- Task objective:
Write out all records as given; omit images.
:::
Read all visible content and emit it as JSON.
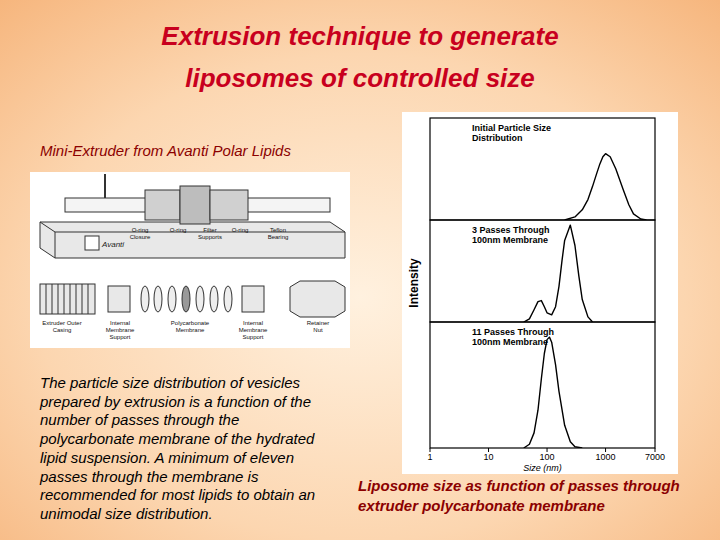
{
  "slide": {
    "title": [
      "Extrusion technique to generate",
      "liposomes of controlled size"
    ],
    "subtitle": "Mini-Extruder from Avanti Polar Lipids",
    "body": [
      "The particle size distribution of vesicles",
      "prepared by extrusion is a function of the",
      "number of passes through the",
      "polycarbonate membrane of the hydrated",
      "lipid suspension.  A minimum of eleven",
      "passes through the membrane is",
      "recommended for most lipids to obtain an",
      "unimodal size distribution."
    ],
    "caption": [
      "Liposome size as function of passes through",
      "extruder polycarbonate membrane"
    ]
  },
  "diagram": {
    "brand": "Avanti",
    "labels_top": [
      [
        "O-ring",
        "Closure"
      ],
      [
        "O-ring"
      ],
      [
        "Filter",
        "Supports"
      ],
      [
        "O-ring"
      ],
      [
        "Teflon",
        "Bearing"
      ]
    ],
    "labels_bottom": [
      [
        "Extruder Outer",
        "Casing"
      ],
      [
        "Internal",
        "Membrane",
        "Support"
      ],
      [
        "Polycarbonate",
        "Membrane"
      ],
      [
        "Internal",
        "Membrane",
        "Support"
      ],
      [
        "Retainer",
        "Nut"
      ]
    ]
  },
  "chart_data": [
    {
      "type": "line",
      "title": [
        "Initial Particle Size",
        "Distribution"
      ],
      "ylabel": "Intensity",
      "x": [
        200,
        300,
        400,
        500,
        600,
        700,
        800,
        900,
        1000,
        1200,
        1500,
        2000,
        2500,
        3000,
        4000,
        5000
      ],
      "values": [
        0,
        0.03,
        0.1,
        0.2,
        0.33,
        0.45,
        0.55,
        0.62,
        0.65,
        0.62,
        0.5,
        0.3,
        0.15,
        0.06,
        0.01,
        0
      ],
      "xlim": [
        1,
        7000
      ],
      "ylim": [
        0,
        1
      ],
      "log": "x",
      "grid": false,
      "tick_labels": false,
      "color": "#000000"
    },
    {
      "type": "line",
      "title": [
        "3 Passes Through",
        "100nm Membrane"
      ],
      "x": [
        40,
        50,
        60,
        70,
        80,
        90,
        100,
        120,
        140,
        160,
        180,
        200,
        250,
        300,
        350,
        400,
        500,
        600
      ],
      "values": [
        0,
        0.03,
        0.12,
        0.2,
        0.21,
        0.15,
        0.09,
        0.07,
        0.15,
        0.35,
        0.6,
        0.8,
        0.95,
        0.75,
        0.45,
        0.22,
        0.05,
        0
      ],
      "xlim": [
        1,
        7000
      ],
      "ylim": [
        0,
        1
      ],
      "log": "x",
      "grid": false,
      "tick_labels": false,
      "color": "#000000"
    },
    {
      "type": "line",
      "title": [
        "11 Passes Through",
        "100nm Membrane"
      ],
      "xlabel": "Size (nm)",
      "x": [
        40,
        50,
        60,
        70,
        80,
        90,
        100,
        110,
        120,
        140,
        160,
        200,
        250,
        300,
        400
      ],
      "values": [
        0,
        0.03,
        0.12,
        0.3,
        0.55,
        0.75,
        0.86,
        0.88,
        0.84,
        0.66,
        0.45,
        0.18,
        0.05,
        0.01,
        0
      ],
      "xlim": [
        1,
        7000
      ],
      "ylim": [
        0,
        1
      ],
      "xticks": [
        1,
        10,
        100,
        1000,
        7000
      ],
      "log": "x",
      "grid": false,
      "tick_labels": "x",
      "color": "#000000"
    }
  ]
}
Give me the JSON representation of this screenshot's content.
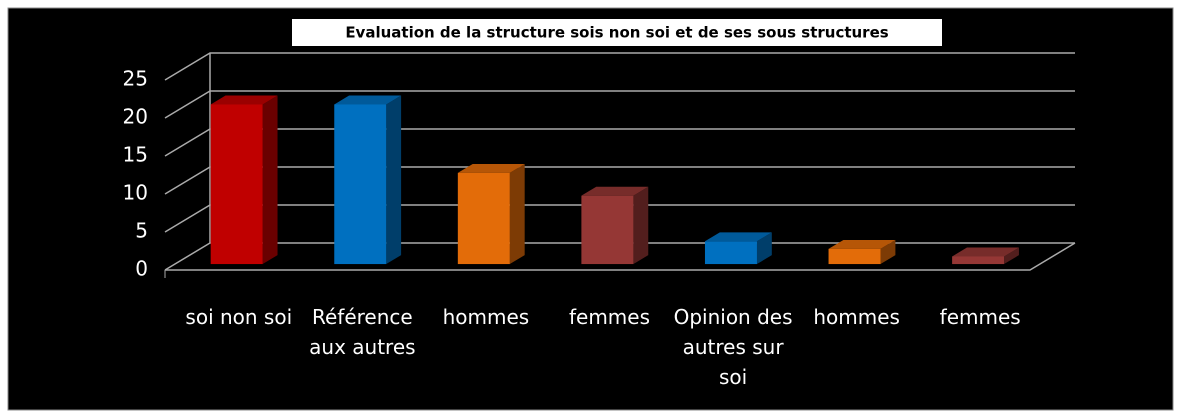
{
  "chart_data": {
    "type": "bar3d",
    "title": "Evaluation de la structure sois non soi et de ses sous structures",
    "categories": [
      "soi non soi",
      "Référence aux autres",
      "hommes",
      "femmes",
      "Opinion des autres sur soi",
      "hommes",
      "femmes"
    ],
    "values": [
      21,
      21,
      12,
      9,
      3,
      2,
      1
    ],
    "colors": [
      "#c00000",
      "#0070c0",
      "#e36c09",
      "#953735",
      "#0070c0",
      "#e36c09",
      "#953735"
    ],
    "ylim": [
      0,
      25
    ],
    "yticks": [
      0,
      5,
      10,
      15,
      20,
      25
    ],
    "grid": true
  }
}
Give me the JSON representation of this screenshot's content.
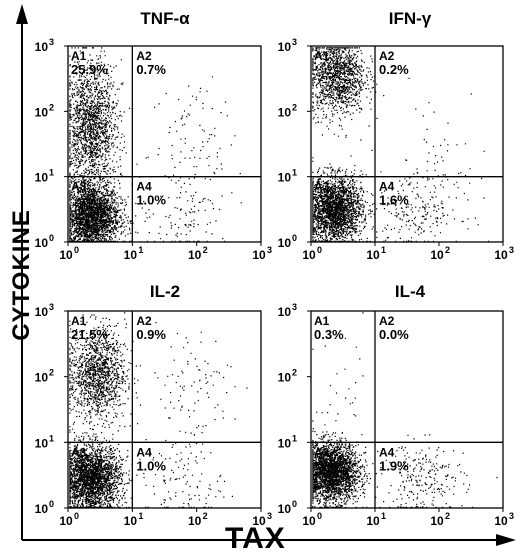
{
  "figure": {
    "x_axis_label": "TAX",
    "y_axis_label": "CYTOKINE"
  },
  "chart_data": [
    {
      "type": "scatter",
      "title": "TNF-α",
      "xscale": "log",
      "yscale": "log",
      "xlim": [
        1,
        1000
      ],
      "ylim": [
        1,
        1000
      ],
      "x_ticks": [
        "10",
        "10",
        "10",
        "10"
      ],
      "x_tick_exps": [
        "0",
        "1",
        "2",
        "3"
      ],
      "y_ticks": [
        "10",
        "10",
        "10",
        "10"
      ],
      "y_tick_exps": [
        "0",
        "1",
        "2",
        "3"
      ],
      "quadrant_gate": {
        "x": 10,
        "y": 10
      },
      "quadrants": [
        {
          "id": "A1",
          "percent": "25.9%"
        },
        {
          "id": "A2",
          "percent": "0.7%"
        },
        {
          "id": "A3",
          "percent": ""
        },
        {
          "id": "A4",
          "percent": "1.0%"
        }
      ]
    },
    {
      "type": "scatter",
      "title": "IFN-γ",
      "xscale": "log",
      "yscale": "log",
      "xlim": [
        1,
        1000
      ],
      "ylim": [
        1,
        1000
      ],
      "x_ticks": [
        "10",
        "10",
        "10",
        "10"
      ],
      "x_tick_exps": [
        "0",
        "1",
        "2",
        "3"
      ],
      "y_ticks": [
        "10",
        "10",
        "10",
        "10"
      ],
      "y_tick_exps": [
        "0",
        "1",
        "2",
        "3"
      ],
      "quadrant_gate": {
        "x": 10,
        "y": 10
      },
      "quadrants": [
        {
          "id": "A1",
          "percent": ""
        },
        {
          "id": "A2",
          "percent": "0.2%"
        },
        {
          "id": "A3",
          "percent": ""
        },
        {
          "id": "A4",
          "percent": "1.6%"
        }
      ]
    },
    {
      "type": "scatter",
      "title": "IL-2",
      "xscale": "log",
      "yscale": "log",
      "xlim": [
        1,
        1000
      ],
      "ylim": [
        1,
        1000
      ],
      "x_ticks": [
        "10",
        "10",
        "10",
        "10"
      ],
      "x_tick_exps": [
        "0",
        "1",
        "2",
        "3"
      ],
      "y_ticks": [
        "10",
        "10",
        "10",
        "10"
      ],
      "y_tick_exps": [
        "0",
        "1",
        "2",
        "3"
      ],
      "quadrant_gate": {
        "x": 10,
        "y": 10
      },
      "quadrants": [
        {
          "id": "A1",
          "percent": "21.5%"
        },
        {
          "id": "A2",
          "percent": "0.9%"
        },
        {
          "id": "A3",
          "percent": ""
        },
        {
          "id": "A4",
          "percent": "1.0%"
        }
      ]
    },
    {
      "type": "scatter",
      "title": "IL-4",
      "xscale": "log",
      "yscale": "log",
      "xlim": [
        1,
        1000
      ],
      "ylim": [
        1,
        1000
      ],
      "x_ticks": [
        "10",
        "10",
        "10",
        "10"
      ],
      "x_tick_exps": [
        "0",
        "1",
        "2",
        "3"
      ],
      "y_ticks": [
        "10",
        "10",
        "10",
        "10"
      ],
      "y_tick_exps": [
        "0",
        "1",
        "2",
        "3"
      ],
      "quadrant_gate": {
        "x": 10,
        "y": 10
      },
      "quadrants": [
        {
          "id": "A1",
          "percent": "0.3%"
        },
        {
          "id": "A2",
          "percent": "0.0%"
        },
        {
          "id": "A3",
          "percent": ""
        },
        {
          "id": "A4",
          "percent": "1.9%"
        }
      ]
    }
  ]
}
:::
- Response for this exercise:
Read all visible content and emit it as JSON.
{
  "slide": {
    "title": [
      "Extrusion technique to generate",
      "liposomes of controlled size"
    ],
    "subtitle": "Mini-Extruder from Avanti Polar Lipids",
    "body": [
      "The particle size distribution of vesicles",
      "prepared by extrusion is a function of the",
      "number of passes through the",
      "polycarbonate membrane of the hydrated",
      "lipid suspension.  A minimum of eleven",
      "passes through the membrane is",
      "recommended for most lipids to obtain an",
      "unimodal size distribution."
    ],
    "caption": [
      "Liposome size as function of passes through",
      "extruder polycarbonate membrane"
    ]
  },
  "diagram": {
    "brand": "Avanti",
    "labels_top": [
      [
        "O-ring",
        "Closure"
      ],
      [
        "O-ring"
      ],
      [
        "Filter",
        "Supports"
      ],
      [
        "O-ring"
      ],
      [
        "Teflon",
        "Bearing"
      ]
    ],
    "labels_bottom": [
      [
        "Extruder Outer",
        "Casing"
      ],
      [
        "Internal",
        "Membrane",
        "Support"
      ],
      [
        "Polycarbonate",
        "Membrane"
      ],
      [
        "Internal",
        "Membrane",
        "Support"
      ],
      [
        "Retainer",
        "Nut"
      ]
    ]
  },
  "chart_data": [
    {
      "type": "line",
      "title": [
        "Initial Particle Size",
        "Distribution"
      ],
      "ylabel": "Intensity",
      "x": [
        200,
        300,
        400,
        500,
        600,
        700,
        800,
        900,
        1000,
        1200,
        1500,
        2000,
        2500,
        3000,
        4000,
        5000
      ],
      "values": [
        0,
        0.03,
        0.1,
        0.2,
        0.33,
        0.45,
        0.55,
        0.62,
        0.65,
        0.62,
        0.5,
        0.3,
        0.15,
        0.06,
        0.01,
        0
      ],
      "xlim": [
        1,
        7000
      ],
      "ylim": [
        0,
        1
      ],
      "log": "x",
      "grid": false,
      "tick_labels": false,
      "color": "#000000"
    },
    {
      "type": "line",
      "title": [
        "3 Passes Through",
        "100nm Membrane"
      ],
      "x": [
        40,
        50,
        60,
        70,
        80,
        90,
        100,
        120,
        140,
        160,
        180,
        200,
        250,
        300,
        350,
        400,
        500,
        600
      ],
      "values": [
        0,
        0.03,
        0.12,
        0.2,
        0.21,
        0.15,
        0.09,
        0.07,
        0.15,
        0.35,
        0.6,
        0.8,
        0.95,
        0.75,
        0.45,
        0.22,
        0.05,
        0
      ],
      "xlim": [
        1,
        7000
      ],
      "ylim": [
        0,
        1
      ],
      "log": "x",
      "grid": false,
      "tick_labels": false,
      "color": "#000000"
    },
    {
      "type": "line",
      "title": [
        "11 Passes Through",
        "100nm Membrane"
      ],
      "xlabel": "Size (nm)",
      "x": [
        40,
        50,
        60,
        70,
        80,
        90,
        100,
        110,
        120,
        140,
        160,
        200,
        250,
        300,
        400
      ],
      "values": [
        0,
        0.03,
        0.12,
        0.3,
        0.55,
        0.75,
        0.86,
        0.88,
        0.84,
        0.66,
        0.45,
        0.18,
        0.05,
        0.01,
        0
      ],
      "xlim": [
        1,
        7000
      ],
      "ylim": [
        0,
        1
      ],
      "xticks": [
        1,
        10,
        100,
        1000,
        7000
      ],
      "log": "x",
      "grid": false,
      "tick_labels": "x",
      "color": "#000000"
    }
  ]
}
Give me the JSON representation of this screenshot's content.
{
  "chart_data": {
    "type": "bar3d",
    "title": "Evaluation de la structure sois non soi et de ses sous structures",
    "categories": [
      "soi non soi",
      "Référence aux autres",
      "hommes",
      "femmes",
      "Opinion des autres sur soi",
      "hommes",
      "femmes"
    ],
    "values": [
      21,
      21,
      12,
      9,
      3,
      2,
      1
    ],
    "colors": [
      "#c00000",
      "#0070c0",
      "#e36c09",
      "#953735",
      "#0070c0",
      "#e36c09",
      "#953735"
    ],
    "ylim": [
      0,
      25
    ],
    "yticks": [
      0,
      5,
      10,
      15,
      20,
      25
    ],
    "grid": true
  }
}
Give me the JSON representation of this screenshot's content.
{
  "figure": {
    "x_axis_label": "TAX",
    "y_axis_label": "CYTOKINE"
  },
  "chart_data": [
    {
      "type": "scatter",
      "title": "TNF-α",
      "xscale": "log",
      "yscale": "log",
      "xlim": [
        1,
        1000
      ],
      "ylim": [
        1,
        1000
      ],
      "x_ticks": [
        "10",
        "10",
        "10",
        "10"
      ],
      "x_tick_exps": [
        "0",
        "1",
        "2",
        "3"
      ],
      "y_ticks": [
        "10",
        "10",
        "10",
        "10"
      ],
      "y_tick_exps": [
        "0",
        "1",
        "2",
        "3"
      ],
      "quadrant_gate": {
        "x": 10,
        "y": 10
      },
      "quadrants": [
        {
          "id": "A1",
          "percent": "25.9%"
        },
        {
          "id": "A2",
          "percent": "0.7%"
        },
        {
          "id": "A3",
          "percent": ""
        },
        {
          "id": "A4",
          "percent": "1.0%"
        }
      ]
    },
    {
      "type": "scatter",
      "title": "IFN-γ",
      "xscale": "log",
      "yscale": "log",
      "xlim": [
        1,
        1000
      ],
      "ylim": [
        1,
        1000
      ],
      "x_ticks": [
        "10",
        "10",
        "10",
        "10"
      ],
      "x_tick_exps": [
        "0",
        "1",
        "2",
        "3"
      ],
      "y_ticks": [
        "10",
        "10",
        "10",
        "10"
      ],
      "y_tick_exps": [
        "0",
        "1",
        "2",
        "3"
      ],
      "quadrant_gate": {
        "x": 10,
        "y": 10
      },
      "quadrants": [
        {
          "id": "A1",
          "percent": ""
        },
        {
          "id": "A2",
          "percent": "0.2%"
        },
        {
          "id": "A3",
          "percent": ""
        },
        {
          "id": "A4",
          "percent": "1.6%"
        }
      ]
    },
    {
      "type": "scatter",
      "title": "IL-2",
      "xscale": "log",
      "yscale": "log",
      "xlim": [
        1,
        1000
      ],
      "ylim": [
        1,
        1000
      ],
      "x_ticks": [
        "10",
        "10",
        "10",
        "10"
      ],
      "x_tick_exps": [
        "0",
        "1",
        "2",
        "3"
      ],
      "y_ticks": [
        "10",
        "10",
        "10",
        "10"
      ],
      "y_tick_exps": [
        "0",
        "1",
        "2",
        "3"
      ],
      "quadrant_gate": {
        "x": 10,
        "y": 10
      },
      "quadrants": [
        {
          "id": "A1",
          "percent": "21.5%"
        },
        {
          "id": "A2",
          "percent": "0.9%"
        },
        {
          "id": "A3",
          "percent": ""
        },
        {
          "id": "A4",
          "percent": "1.0%"
        }
      ]
    },
    {
      "type": "scatter",
      "title": "IL-4",
      "xscale": "log",
      "yscale": "log",
      "xlim": [
        1,
        1000
      ],
      "ylim": [
        1,
        1000
      ],
      "x_ticks": [
        "10",
        "10",
        "10",
        "10"
      ],
      "x_tick_exps": [
        "0",
        "1",
        "2",
        "3"
      ],
      "y_ticks": [
        "10",
        "10",
        "10",
        "10"
      ],
      "y_tick_exps": [
        "0",
        "1",
        "2",
        "3"
      ],
      "quadrant_gate": {
        "x": 10,
        "y": 10
      },
      "quadrants": [
        {
          "id": "A1",
          "percent": "0.3%"
        },
        {
          "id": "A2",
          "percent": "0.0%"
        },
        {
          "id": "A3",
          "percent": ""
        },
        {
          "id": "A4",
          "percent": "1.9%"
        }
      ]
    }
  ]
}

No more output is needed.